Rows.
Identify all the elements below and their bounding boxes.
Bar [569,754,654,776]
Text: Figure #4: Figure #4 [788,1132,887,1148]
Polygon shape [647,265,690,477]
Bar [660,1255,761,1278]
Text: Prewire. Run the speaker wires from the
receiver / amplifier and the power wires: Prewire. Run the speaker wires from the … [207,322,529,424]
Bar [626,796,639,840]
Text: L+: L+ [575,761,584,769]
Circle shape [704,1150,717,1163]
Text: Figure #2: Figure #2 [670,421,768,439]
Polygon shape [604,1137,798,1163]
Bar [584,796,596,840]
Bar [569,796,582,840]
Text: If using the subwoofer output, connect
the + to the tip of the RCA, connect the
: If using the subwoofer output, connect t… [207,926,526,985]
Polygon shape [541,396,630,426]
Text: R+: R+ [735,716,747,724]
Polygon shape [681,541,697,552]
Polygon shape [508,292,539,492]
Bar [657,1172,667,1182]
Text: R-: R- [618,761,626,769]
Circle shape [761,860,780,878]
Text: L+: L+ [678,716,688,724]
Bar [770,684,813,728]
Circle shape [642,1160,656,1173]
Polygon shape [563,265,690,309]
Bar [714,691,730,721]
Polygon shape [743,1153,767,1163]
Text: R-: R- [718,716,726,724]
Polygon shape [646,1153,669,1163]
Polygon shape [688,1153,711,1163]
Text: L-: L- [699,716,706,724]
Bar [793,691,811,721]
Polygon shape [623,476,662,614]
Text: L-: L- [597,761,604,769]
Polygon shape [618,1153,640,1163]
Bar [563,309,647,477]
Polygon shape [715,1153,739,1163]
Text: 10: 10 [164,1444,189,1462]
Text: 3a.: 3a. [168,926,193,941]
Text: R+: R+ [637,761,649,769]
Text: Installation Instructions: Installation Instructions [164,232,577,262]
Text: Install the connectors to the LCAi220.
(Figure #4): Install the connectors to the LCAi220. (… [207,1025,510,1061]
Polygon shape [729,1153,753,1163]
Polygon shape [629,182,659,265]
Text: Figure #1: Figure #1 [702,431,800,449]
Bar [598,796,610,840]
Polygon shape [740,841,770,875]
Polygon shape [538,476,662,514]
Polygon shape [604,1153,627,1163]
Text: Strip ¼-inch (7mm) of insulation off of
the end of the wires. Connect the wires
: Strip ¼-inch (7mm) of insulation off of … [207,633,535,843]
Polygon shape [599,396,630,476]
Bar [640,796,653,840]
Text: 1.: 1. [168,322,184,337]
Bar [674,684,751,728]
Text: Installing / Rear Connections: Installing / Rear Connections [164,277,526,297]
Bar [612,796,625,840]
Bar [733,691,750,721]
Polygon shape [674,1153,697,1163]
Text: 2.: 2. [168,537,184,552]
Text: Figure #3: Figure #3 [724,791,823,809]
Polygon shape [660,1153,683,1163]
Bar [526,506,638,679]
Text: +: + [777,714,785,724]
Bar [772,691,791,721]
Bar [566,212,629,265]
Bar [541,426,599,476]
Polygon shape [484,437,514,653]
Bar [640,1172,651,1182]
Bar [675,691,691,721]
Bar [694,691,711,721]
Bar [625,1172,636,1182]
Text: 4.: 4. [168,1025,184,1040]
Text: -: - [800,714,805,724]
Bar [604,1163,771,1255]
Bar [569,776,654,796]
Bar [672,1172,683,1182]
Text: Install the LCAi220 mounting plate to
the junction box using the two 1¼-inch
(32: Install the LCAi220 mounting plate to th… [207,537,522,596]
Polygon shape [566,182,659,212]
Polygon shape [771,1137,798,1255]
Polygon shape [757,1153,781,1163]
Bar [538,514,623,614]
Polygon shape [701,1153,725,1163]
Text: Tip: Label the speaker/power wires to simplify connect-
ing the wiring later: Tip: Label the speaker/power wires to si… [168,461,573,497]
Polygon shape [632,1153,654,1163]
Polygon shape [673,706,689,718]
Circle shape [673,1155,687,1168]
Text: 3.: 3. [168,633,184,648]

Problem statement. Rewrite all the rows above, replacing "Circle shape" with "Ellipse shape" and leaving everything else unchanged.

Correct response.
Identify all the elements below and their bounding boxes.
Bar [569,754,654,776]
Text: Figure #4: Figure #4 [788,1132,887,1148]
Polygon shape [647,265,690,477]
Bar [660,1255,761,1278]
Text: Prewire. Run the speaker wires from the
receiver / amplifier and the power wires: Prewire. Run the speaker wires from the … [207,322,529,424]
Bar [626,796,639,840]
Text: L+: L+ [575,761,584,769]
Ellipse shape [704,1150,717,1163]
Text: Figure #2: Figure #2 [670,421,768,439]
Polygon shape [604,1137,798,1163]
Bar [584,796,596,840]
Bar [569,796,582,840]
Text: If using the subwoofer output, connect
the + to the tip of the RCA, connect the
: If using the subwoofer output, connect t… [207,926,526,985]
Polygon shape [541,396,630,426]
Text: R+: R+ [735,716,747,724]
Polygon shape [681,541,697,552]
Polygon shape [508,292,539,492]
Bar [657,1172,667,1182]
Text: R-: R- [618,761,626,769]
Ellipse shape [761,860,780,878]
Text: L+: L+ [678,716,688,724]
Bar [770,684,813,728]
Ellipse shape [642,1160,656,1173]
Polygon shape [563,265,690,309]
Bar [714,691,730,721]
Polygon shape [743,1153,767,1163]
Text: R-: R- [718,716,726,724]
Polygon shape [646,1153,669,1163]
Polygon shape [688,1153,711,1163]
Text: L-: L- [699,716,706,724]
Bar [793,691,811,721]
Polygon shape [623,476,662,614]
Text: L-: L- [597,761,604,769]
Polygon shape [618,1153,640,1163]
Bar [563,309,647,477]
Polygon shape [715,1153,739,1163]
Text: 10: 10 [164,1444,189,1462]
Text: 3a.: 3a. [168,926,193,941]
Text: R+: R+ [637,761,649,769]
Text: Installation Instructions: Installation Instructions [164,232,577,262]
Text: Install the connectors to the LCAi220.
(Figure #4): Install the connectors to the LCAi220. (… [207,1025,510,1061]
Polygon shape [729,1153,753,1163]
Polygon shape [629,182,659,265]
Text: Figure #1: Figure #1 [702,431,800,449]
Bar [598,796,610,840]
Polygon shape [740,841,770,875]
Polygon shape [538,476,662,514]
Polygon shape [604,1153,627,1163]
Text: Strip ¼-inch (7mm) of insulation off of
the end of the wires. Connect the wires
: Strip ¼-inch (7mm) of insulation off of … [207,633,535,843]
Polygon shape [599,396,630,476]
Bar [640,796,653,840]
Text: 1.: 1. [168,322,184,337]
Bar [674,684,751,728]
Text: Installing / Rear Connections: Installing / Rear Connections [164,277,526,297]
Bar [612,796,625,840]
Bar [733,691,750,721]
Polygon shape [674,1153,697,1163]
Text: 2.: 2. [168,537,184,552]
Text: Figure #3: Figure #3 [724,791,823,809]
Polygon shape [660,1153,683,1163]
Bar [526,506,638,679]
Text: +: + [777,714,785,724]
Bar [772,691,791,721]
Bar [566,212,629,265]
Bar [541,426,599,476]
Polygon shape [484,437,514,653]
Bar [640,1172,651,1182]
Bar [675,691,691,721]
Bar [694,691,711,721]
Bar [625,1172,636,1182]
Text: 4.: 4. [168,1025,184,1040]
Text: -: - [800,714,805,724]
Bar [604,1163,771,1255]
Bar [569,776,654,796]
Bar [672,1172,683,1182]
Text: Install the LCAi220 mounting plate to
the junction box using the two 1¼-inch
(32: Install the LCAi220 mounting plate to th… [207,537,522,596]
Polygon shape [566,182,659,212]
Polygon shape [771,1137,798,1255]
Polygon shape [757,1153,781,1163]
Bar [538,514,623,614]
Polygon shape [701,1153,725,1163]
Text: Tip: Label the speaker/power wires to simplify connect-
ing the wiring later: Tip: Label the speaker/power wires to si… [168,461,573,497]
Polygon shape [632,1153,654,1163]
Polygon shape [673,706,689,718]
Ellipse shape [673,1155,687,1168]
Text: 3.: 3. [168,633,184,648]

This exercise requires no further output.